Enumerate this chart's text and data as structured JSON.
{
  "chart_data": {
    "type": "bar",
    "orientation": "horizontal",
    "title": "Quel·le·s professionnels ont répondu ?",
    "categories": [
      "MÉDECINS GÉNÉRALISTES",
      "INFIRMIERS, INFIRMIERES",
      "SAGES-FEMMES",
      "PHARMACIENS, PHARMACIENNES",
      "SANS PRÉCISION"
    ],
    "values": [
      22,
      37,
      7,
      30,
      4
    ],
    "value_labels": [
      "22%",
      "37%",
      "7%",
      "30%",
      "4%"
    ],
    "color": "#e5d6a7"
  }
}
• • • • •
▸ EXERCISE OBJECTIVE: Repeat each entry word for word.

▸ REPLY TO THE EXERCISE:
Enumerate this chart's text and data as structured JSON.
{
  "chart_data": {
    "type": "bar",
    "orientation": "horizontal",
    "title": "Quel·le·s professionnels ont répondu ?",
    "categories": [
      "MÉDECINS GÉNÉRALISTES",
      "INFIRMIERS, INFIRMIERES",
      "SAGES-FEMMES",
      "PHARMACIENS, PHARMACIENNES",
      "SANS PRÉCISION"
    ],
    "values": [
      22,
      37,
      7,
      30,
      4
    ],
    "value_labels": [
      "22%",
      "37%",
      "7%",
      "30%",
      "4%"
    ],
    "color": "#e5d6a7"
  }
}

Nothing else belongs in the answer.